* Input for this task
______________________________

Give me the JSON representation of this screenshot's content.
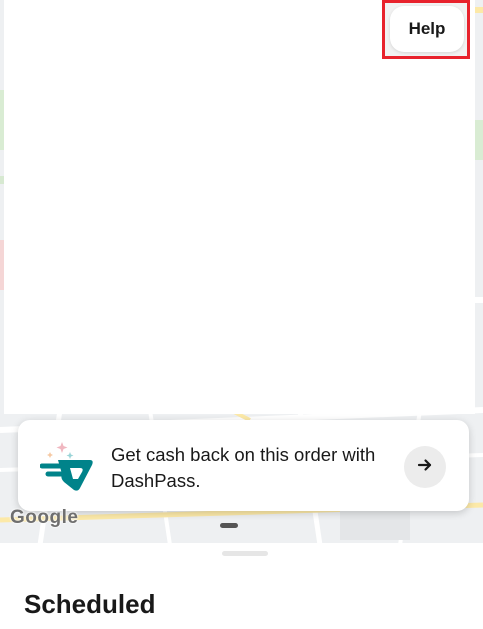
{
  "header": {
    "help_label": "Help"
  },
  "dashpass_banner": {
    "text": "Get cash back on this order with DashPass.",
    "logo_icon": "dashpass-logo-icon",
    "arrow_icon": "arrow-right-icon",
    "brand_color": "#00838A"
  },
  "map": {
    "attribution": "Google"
  },
  "sheet": {
    "title": "Scheduled"
  },
  "colors": {
    "highlight": "#E8222C",
    "text": "#191919"
  }
}
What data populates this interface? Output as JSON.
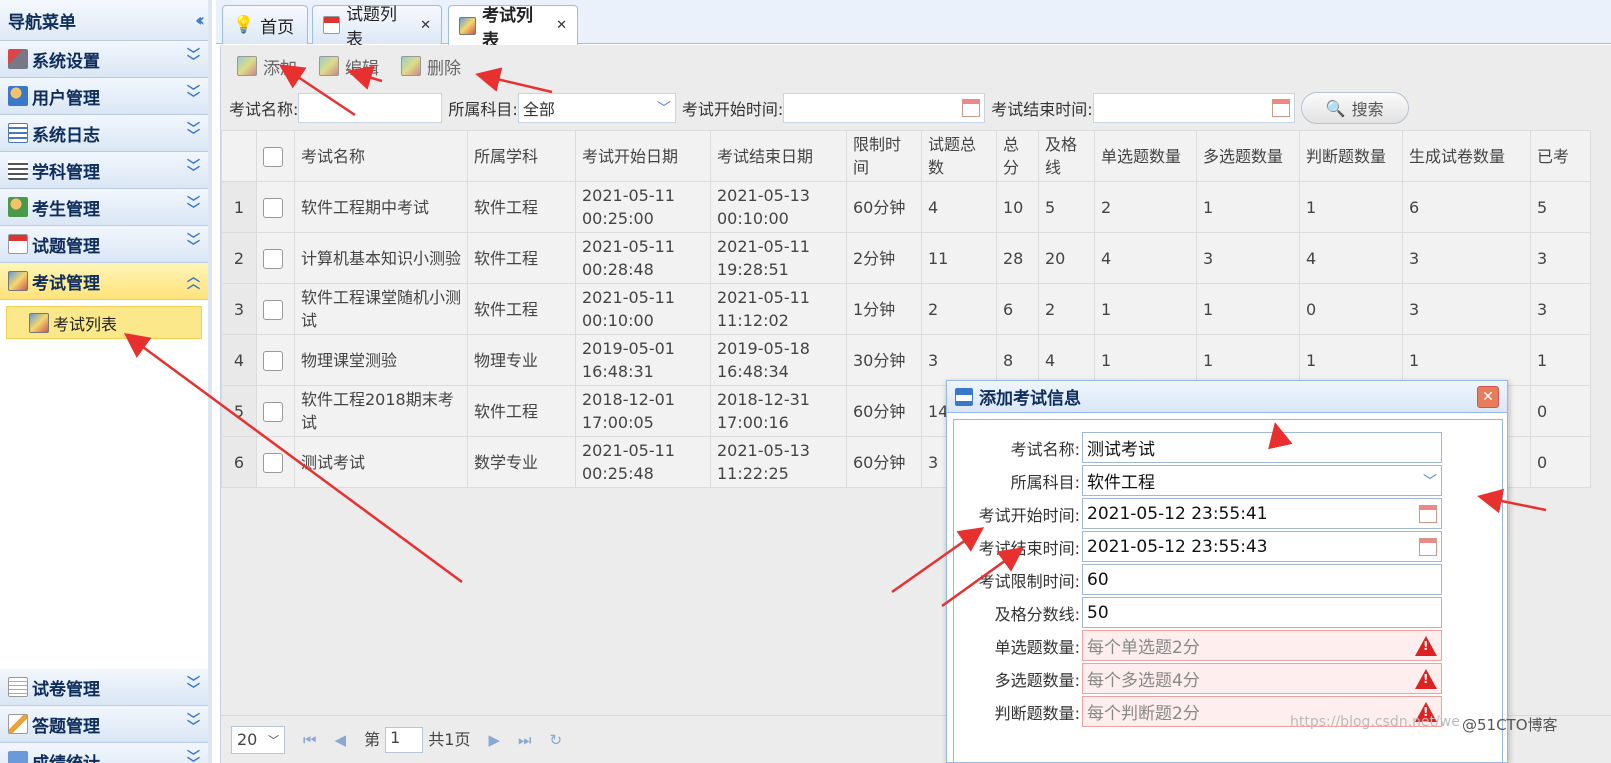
{
  "nav": {
    "title": "导航菜单",
    "sections": [
      {
        "label": "系统设置"
      },
      {
        "label": "用户管理"
      },
      {
        "label": "系统日志"
      },
      {
        "label": "学科管理"
      },
      {
        "label": "考生管理"
      },
      {
        "label": "试题管理"
      },
      {
        "label": "考试管理"
      }
    ],
    "active_sub": "考试列表",
    "bottom": [
      {
        "label": "试卷管理"
      },
      {
        "label": "答题管理"
      },
      {
        "label": "成绩统计"
      }
    ]
  },
  "tabs": [
    {
      "label": "首页"
    },
    {
      "label": "试题列表"
    },
    {
      "label": "考试列表"
    }
  ],
  "toolbar": {
    "add": "添加",
    "edit": "编辑",
    "delete": "删除"
  },
  "search": {
    "name_label": "考试名称:",
    "subject_label": "所属科目:",
    "subject_value": "全部",
    "start_label": "考试开始时间:",
    "end_label": "考试结束时间:",
    "button": "搜索"
  },
  "grid": {
    "headers": [
      "考试名称",
      "所属学科",
      "考试开始日期",
      "考试结束日期",
      "限制时间",
      "试题总数",
      "总分",
      "及格线",
      "单选题数量",
      "多选题数量",
      "判断题数量",
      "生成试卷数量",
      "已考"
    ],
    "rows": [
      {
        "n": "1",
        "c": [
          "软件工程期中考试",
          "软件工程",
          "2021-05-11 00:25:00",
          "2021-05-13 00:10:00",
          "60分钟",
          "4",
          "10",
          "5",
          "2",
          "1",
          "1",
          "6",
          "5"
        ]
      },
      {
        "n": "2",
        "c": [
          "计算机基本知识小测验",
          "软件工程",
          "2021-05-11 00:28:48",
          "2021-05-11 19:28:51",
          "2分钟",
          "11",
          "28",
          "20",
          "4",
          "3",
          "4",
          "3",
          "3"
        ]
      },
      {
        "n": "3",
        "c": [
          "软件工程课堂随机小测试",
          "软件工程",
          "2021-05-11 00:10:00",
          "2021-05-11 11:12:02",
          "1分钟",
          "2",
          "6",
          "2",
          "1",
          "1",
          "0",
          "3",
          "3"
        ]
      },
      {
        "n": "4",
        "c": [
          "物理课堂测验",
          "物理专业",
          "2019-05-01 16:48:31",
          "2019-05-18 16:48:34",
          "30分钟",
          "3",
          "8",
          "4",
          "1",
          "1",
          "1",
          "1",
          "1"
        ]
      },
      {
        "n": "5",
        "c": [
          "软件工程2018期末考试",
          "软件工程",
          "2018-12-01 17:00:05",
          "2018-12-31 17:00:16",
          "60分钟",
          "14",
          "",
          "",
          "",
          "",
          "",
          "",
          "0"
        ]
      },
      {
        "n": "6",
        "c": [
          "测试考试",
          "数学专业",
          "2021-05-11 00:25:48",
          "2021-05-13 11:22:25",
          "60分钟",
          "3",
          "",
          "",
          "",
          "",
          "",
          "",
          "0"
        ]
      }
    ]
  },
  "pager": {
    "size": "20",
    "page_prefix": "第",
    "page": "1",
    "total": "共1页"
  },
  "dialog": {
    "title": "添加考试信息",
    "fields": [
      {
        "label": "考试名称:",
        "value": "测试考试"
      },
      {
        "label": "所属科目:",
        "value": "软件工程"
      },
      {
        "label": "考试开始时间:",
        "value": "2021-05-12 23:55:41"
      },
      {
        "label": "考试结束时间:",
        "value": "2021-05-12 23:55:43"
      },
      {
        "label": "考试限制时间:",
        "value": "60"
      },
      {
        "label": "及格分数线:",
        "value": "50"
      },
      {
        "label": "单选题数量:",
        "placeholder": "每个单选题2分"
      },
      {
        "label": "多选题数量:",
        "placeholder": "每个多选题4分"
      },
      {
        "label": "判断题数量:",
        "placeholder": "每个判断题2分"
      }
    ]
  },
  "watermark": "https://blog.csdn.net/we",
  "watermark2": "@51CTO博客",
  "colors": {
    "accent": "#3a78c8",
    "active": "#fbe88a",
    "arrow": "#e8312f"
  }
}
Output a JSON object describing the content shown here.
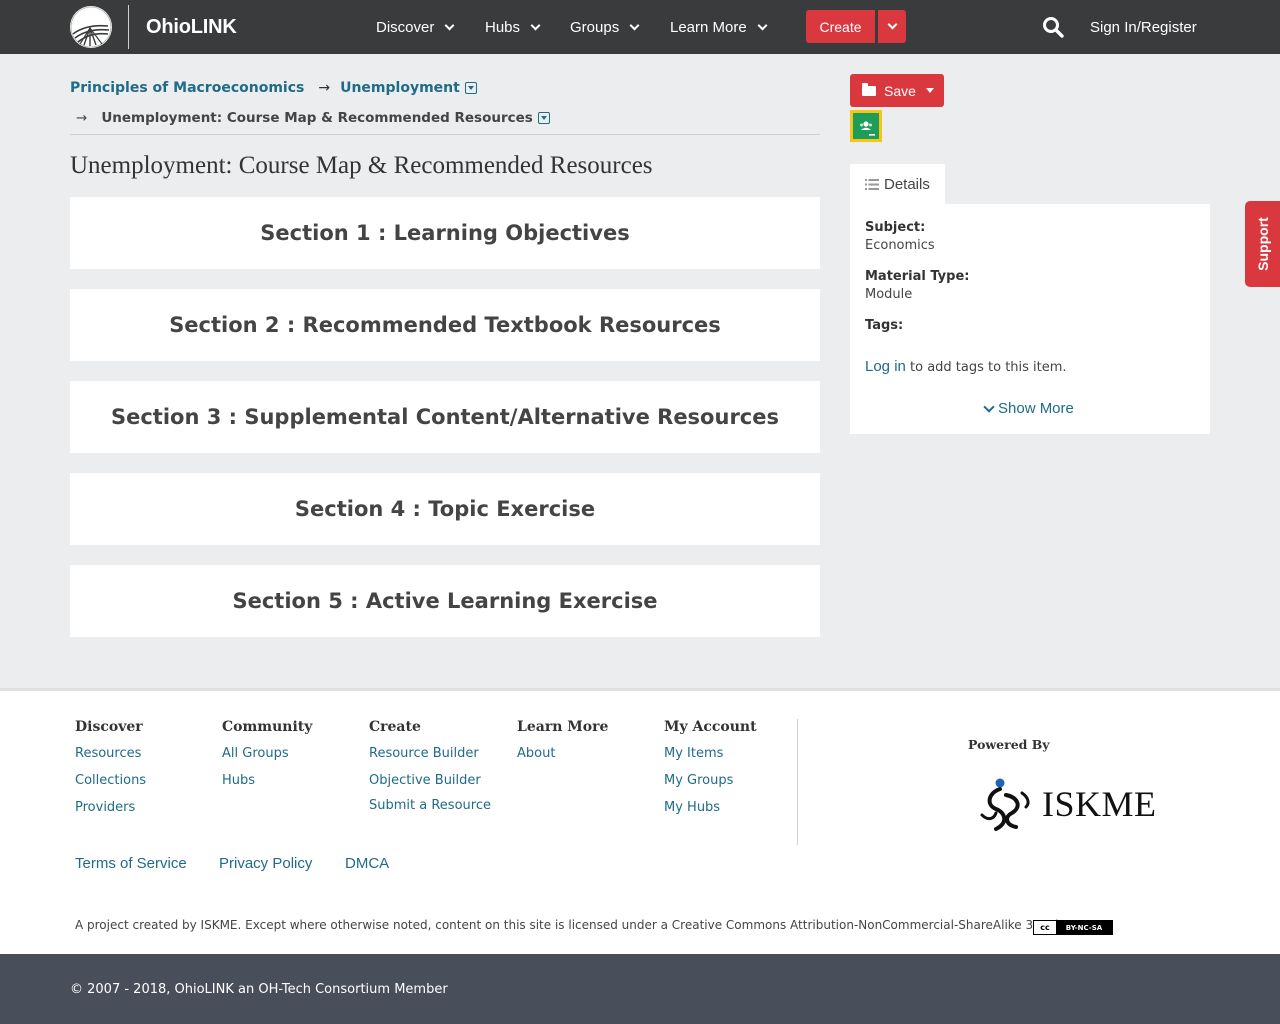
{
  "brand": {
    "name": "OhioLINK"
  },
  "nav": {
    "items": [
      {
        "label": "Discover"
      },
      {
        "label": "Hubs"
      },
      {
        "label": "Groups"
      },
      {
        "label": "Learn More"
      }
    ],
    "create_label": "Create",
    "signin_label": "Sign In/Register",
    "search_icon": "search-icon"
  },
  "breadcrumb": {
    "items": [
      {
        "label": "Principles of Macroeconomics"
      },
      {
        "label": "Unemployment"
      },
      {
        "label": "Unemployment: Course Map & Recommended Resources"
      }
    ],
    "separator": "→"
  },
  "page_title": "Unemployment: Course Map & Recommended Resources",
  "sections": [
    {
      "title": "Section 1 : Learning Objectives"
    },
    {
      "title": "Section 2 : Recommended Textbook Resources"
    },
    {
      "title": "Section 3 : Supplemental Content/Alternative Resources"
    },
    {
      "title": "Section 4 : Topic Exercise"
    },
    {
      "title": "Section 5 : Active Learning Exercise"
    }
  ],
  "sidebar": {
    "save_label": "Save",
    "details_tab": "Details",
    "subject_label": "Subject:",
    "subject_value": "Economics",
    "material_label": "Material Type:",
    "material_value": "Module",
    "tags_label": "Tags:",
    "login_link": "Log in",
    "login_suffix": " to add tags to this item.",
    "show_more": "Show More"
  },
  "support_label": "Support",
  "footer": {
    "columns": [
      {
        "heading": "Discover",
        "links": [
          "Resources",
          "Collections",
          "Providers"
        ]
      },
      {
        "heading": "Community",
        "links": [
          "All Groups",
          "Hubs"
        ]
      },
      {
        "heading": "Create",
        "links": [
          "Resource Builder",
          "Objective Builder",
          "Submit a Resource"
        ]
      },
      {
        "heading": "Learn More",
        "links": [
          "About"
        ]
      },
      {
        "heading": "My Account",
        "links": [
          "My Items",
          "My Groups",
          "My Hubs"
        ]
      }
    ],
    "powered_by": "Powered By",
    "iskme_logo_text": "ISKME",
    "legal": [
      "Terms of Service",
      "Privacy Policy",
      "DMCA"
    ],
    "license_text": "A project created by ISKME. Except where otherwise noted, content on this site is licensed under a Creative Commons Attribution-NonCommercial-ShareAlike 3.0 License.",
    "cc_badge": {
      "cc": "cc",
      "terms": "BY-NC-SA"
    },
    "copyright": "© 2007 - 2018, OhioLINK an OH-Tech Consortium Member"
  },
  "colors": {
    "topbar": "#3a3b3c",
    "accent_red": "#d9383f",
    "link": "#1f6b88",
    "page_bg": "#ebedee",
    "bottombar": "#494e5b"
  }
}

______________________________

* Problem details
Give every record again exactly, apart from the pictures, which stay out.

* Expected answer
Give me the JSON representation of this screenshot's content.
{
  "header": {
    "help_label": "Help"
  },
  "dashpass_banner": {
    "text": "Get cash back on this order with DashPass.",
    "logo_icon": "dashpass-logo-icon",
    "arrow_icon": "arrow-right-icon",
    "brand_color": "#00838A"
  },
  "map": {
    "attribution": "Google"
  },
  "sheet": {
    "title": "Scheduled"
  },
  "colors": {
    "highlight": "#E8222C",
    "text": "#191919"
  }
}
What data populates this interface? Output as JSON.
{
  "nav": {
    "title": "导航菜单",
    "sections": [
      {
        "label": "系统设置"
      },
      {
        "label": "用户管理"
      },
      {
        "label": "系统日志"
      },
      {
        "label": "学科管理"
      },
      {
        "label": "考生管理"
      },
      {
        "label": "试题管理"
      },
      {
        "label": "考试管理"
      }
    ],
    "active_sub": "考试列表",
    "bottom": [
      {
        "label": "试卷管理"
      },
      {
        "label": "答题管理"
      },
      {
        "label": "成绩统计"
      }
    ]
  },
  "tabs": [
    {
      "label": "首页"
    },
    {
      "label": "试题列表"
    },
    {
      "label": "考试列表"
    }
  ],
  "toolbar": {
    "add": "添加",
    "edit": "编辑",
    "delete": "删除"
  },
  "search": {
    "name_label": "考试名称:",
    "subject_label": "所属科目:",
    "subject_value": "全部",
    "start_label": "考试开始时间:",
    "end_label": "考试结束时间:",
    "button": "搜索"
  },
  "grid": {
    "headers": [
      "考试名称",
      "所属学科",
      "考试开始日期",
      "考试结束日期",
      "限制时间",
      "试题总数",
      "总分",
      "及格线",
      "单选题数量",
      "多选题数量",
      "判断题数量",
      "生成试卷数量",
      "已考"
    ],
    "rows": [
      {
        "n": "1",
        "c": [
          "软件工程期中考试",
          "软件工程",
          "2021-05-11 00:25:00",
          "2021-05-13 00:10:00",
          "60分钟",
          "4",
          "10",
          "5",
          "2",
          "1",
          "1",
          "6",
          "5"
        ]
      },
      {
        "n": "2",
        "c": [
          "计算机基本知识小测验",
          "软件工程",
          "2021-05-11 00:28:48",
          "2021-05-11 19:28:51",
          "2分钟",
          "11",
          "28",
          "20",
          "4",
          "3",
          "4",
          "3",
          "3"
        ]
      },
      {
        "n": "3",
        "c": [
          "软件工程课堂随机小测试",
          "软件工程",
          "2021-05-11 00:10:00",
          "2021-05-11 11:12:02",
          "1分钟",
          "2",
          "6",
          "2",
          "1",
          "1",
          "0",
          "3",
          "3"
        ]
      },
      {
        "n": "4",
        "c": [
          "物理课堂测验",
          "物理专业",
          "2019-05-01 16:48:31",
          "2019-05-18 16:48:34",
          "30分钟",
          "3",
          "8",
          "4",
          "1",
          "1",
          "1",
          "1",
          "1"
        ]
      },
      {
        "n": "5",
        "c": [
          "软件工程2018期末考试",
          "软件工程",
          "2018-12-01 17:00:05",
          "2018-12-31 17:00:16",
          "60分钟",
          "14",
          "",
          "",
          "",
          "",
          "",
          "",
          "0"
        ]
      },
      {
        "n": "6",
        "c": [
          "测试考试",
          "数学专业",
          "2021-05-11 00:25:48",
          "2021-05-13 11:22:25",
          "60分钟",
          "3",
          "",
          "",
          "",
          "",
          "",
          "",
          "0"
        ]
      }
    ]
  },
  "pager": {
    "size": "20",
    "page_prefix": "第",
    "page": "1",
    "total": "共1页"
  },
  "dialog": {
    "title": "添加考试信息",
    "fields": [
      {
        "label": "考试名称:",
        "value": "测试考试"
      },
      {
        "label": "所属科目:",
        "value": "软件工程"
      },
      {
        "label": "考试开始时间:",
        "value": "2021-05-12 23:55:41"
      },
      {
        "label": "考试结束时间:",
        "value": "2021-05-12 23:55:43"
      },
      {
        "label": "考试限制时间:",
        "value": "60"
      },
      {
        "label": "及格分数线:",
        "value": "50"
      },
      {
        "label": "单选题数量:",
        "placeholder": "每个单选题2分"
      },
      {
        "label": "多选题数量:",
        "placeholder": "每个多选题4分"
      },
      {
        "label": "判断题数量:",
        "placeholder": "每个判断题2分"
      }
    ]
  },
  "watermark": "https://blog.csdn.net/we",
  "watermark2": "@51CTO博客",
  "colors": {
    "accent": "#3a78c8",
    "active": "#fbe88a",
    "arrow": "#e8312f"
  }
}
Output a JSON object describing the content shown here.
{
  "brand": {
    "name": "OhioLINK"
  },
  "nav": {
    "items": [
      {
        "label": "Discover"
      },
      {
        "label": "Hubs"
      },
      {
        "label": "Groups"
      },
      {
        "label": "Learn More"
      }
    ],
    "create_label": "Create",
    "signin_label": "Sign In/Register",
    "search_icon": "search-icon"
  },
  "breadcrumb": {
    "items": [
      {
        "label": "Principles of Macroeconomics"
      },
      {
        "label": "Unemployment"
      },
      {
        "label": "Unemployment: Course Map & Recommended Resources"
      }
    ],
    "separator": "→"
  },
  "page_title": "Unemployment: Course Map & Recommended Resources",
  "sections": [
    {
      "title": "Section 1 : Learning Objectives"
    },
    {
      "title": "Section 2 : Recommended Textbook Resources"
    },
    {
      "title": "Section 3 : Supplemental Content/Alternative Resources"
    },
    {
      "title": "Section 4 : Topic Exercise"
    },
    {
      "title": "Section 5 : Active Learning Exercise"
    }
  ],
  "sidebar": {
    "save_label": "Save",
    "details_tab": "Details",
    "subject_label": "Subject:",
    "subject_value": "Economics",
    "material_label": "Material Type:",
    "material_value": "Module",
    "tags_label": "Tags:",
    "login_link": "Log in",
    "login_suffix": " to add tags to this item.",
    "show_more": "Show More"
  },
  "support_label": "Support",
  "footer": {
    "columns": [
      {
        "heading": "Discover",
        "links": [
          "Resources",
          "Collections",
          "Providers"
        ]
      },
      {
        "heading": "Community",
        "links": [
          "All Groups",
          "Hubs"
        ]
      },
      {
        "heading": "Create",
        "links": [
          "Resource Builder",
          "Objective Builder",
          "Submit a Resource"
        ]
      },
      {
        "heading": "Learn More",
        "links": [
          "About"
        ]
      },
      {
        "heading": "My Account",
        "links": [
          "My Items",
          "My Groups",
          "My Hubs"
        ]
      }
    ],
    "powered_by": "Powered By",
    "iskme_logo_text": "ISKME",
    "legal": [
      "Terms of Service",
      "Privacy Policy",
      "DMCA"
    ],
    "license_text": "A project created by ISKME. Except where otherwise noted, content on this site is licensed under a Creative Commons Attribution-NonCommercial-ShareAlike 3.0 License.",
    "cc_badge": {
      "cc": "cc",
      "terms": "BY-NC-SA"
    },
    "copyright": "© 2007 - 2018, OhioLINK an OH-Tech Consortium Member"
  },
  "colors": {
    "topbar": "#3a3b3c",
    "accent_red": "#d9383f",
    "link": "#1f6b88",
    "page_bg": "#ebedee",
    "bottombar": "#494e5b"
  }
}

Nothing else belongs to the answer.